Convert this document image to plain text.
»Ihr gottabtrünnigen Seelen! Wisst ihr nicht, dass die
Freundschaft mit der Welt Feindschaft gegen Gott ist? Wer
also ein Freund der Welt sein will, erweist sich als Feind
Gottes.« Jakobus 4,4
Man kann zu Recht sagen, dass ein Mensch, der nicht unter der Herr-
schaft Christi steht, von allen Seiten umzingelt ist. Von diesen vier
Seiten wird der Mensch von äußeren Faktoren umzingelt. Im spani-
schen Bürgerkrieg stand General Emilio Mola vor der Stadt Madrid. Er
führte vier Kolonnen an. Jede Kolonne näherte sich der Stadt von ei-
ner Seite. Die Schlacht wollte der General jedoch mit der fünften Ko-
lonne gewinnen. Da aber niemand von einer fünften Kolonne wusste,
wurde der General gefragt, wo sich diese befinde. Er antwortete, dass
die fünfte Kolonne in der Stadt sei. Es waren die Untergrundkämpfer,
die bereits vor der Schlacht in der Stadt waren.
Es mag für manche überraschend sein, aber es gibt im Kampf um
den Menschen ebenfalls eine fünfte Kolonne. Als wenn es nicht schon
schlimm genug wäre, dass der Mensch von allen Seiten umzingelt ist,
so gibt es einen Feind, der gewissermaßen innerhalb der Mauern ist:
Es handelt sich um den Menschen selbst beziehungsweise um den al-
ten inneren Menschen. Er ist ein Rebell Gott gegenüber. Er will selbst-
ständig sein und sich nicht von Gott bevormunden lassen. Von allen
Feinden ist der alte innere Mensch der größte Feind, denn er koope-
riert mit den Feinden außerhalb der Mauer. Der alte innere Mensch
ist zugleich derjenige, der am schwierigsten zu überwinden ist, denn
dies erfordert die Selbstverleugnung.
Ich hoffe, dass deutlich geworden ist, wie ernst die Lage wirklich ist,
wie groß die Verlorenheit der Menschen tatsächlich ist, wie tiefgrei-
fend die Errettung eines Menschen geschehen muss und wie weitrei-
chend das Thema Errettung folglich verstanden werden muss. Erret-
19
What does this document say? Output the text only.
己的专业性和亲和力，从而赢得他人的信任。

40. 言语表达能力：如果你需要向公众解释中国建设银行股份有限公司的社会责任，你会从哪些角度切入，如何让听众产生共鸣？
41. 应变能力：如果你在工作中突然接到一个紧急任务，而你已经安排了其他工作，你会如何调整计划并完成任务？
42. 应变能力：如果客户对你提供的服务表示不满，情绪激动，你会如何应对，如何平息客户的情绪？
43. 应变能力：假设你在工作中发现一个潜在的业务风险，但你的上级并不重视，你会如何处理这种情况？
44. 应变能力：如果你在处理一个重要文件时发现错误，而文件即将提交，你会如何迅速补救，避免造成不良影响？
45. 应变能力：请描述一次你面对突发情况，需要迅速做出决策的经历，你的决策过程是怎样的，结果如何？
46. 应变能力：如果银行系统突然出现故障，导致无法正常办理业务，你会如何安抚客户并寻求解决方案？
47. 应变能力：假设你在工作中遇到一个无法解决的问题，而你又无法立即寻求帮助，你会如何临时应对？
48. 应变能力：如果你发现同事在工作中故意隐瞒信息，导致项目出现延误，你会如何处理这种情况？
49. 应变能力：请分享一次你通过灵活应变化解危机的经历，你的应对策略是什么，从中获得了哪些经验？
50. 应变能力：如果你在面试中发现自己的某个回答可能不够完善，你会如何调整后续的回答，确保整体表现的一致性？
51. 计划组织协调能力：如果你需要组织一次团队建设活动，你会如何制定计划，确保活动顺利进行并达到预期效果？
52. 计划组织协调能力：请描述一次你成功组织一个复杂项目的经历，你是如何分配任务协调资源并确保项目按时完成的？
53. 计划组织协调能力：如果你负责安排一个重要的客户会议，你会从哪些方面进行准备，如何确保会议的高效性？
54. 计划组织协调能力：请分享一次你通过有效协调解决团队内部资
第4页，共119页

_ _ _

**TO BE DONE**.
Copy all the lines above that hold the string "denn".

**EXERCISE ANSWER**.
Feinden ist der alte innere Mensch der größte Feind, denn er koope-
ist zugleich derjenige, der am schwierigsten zu überwinden ist, denn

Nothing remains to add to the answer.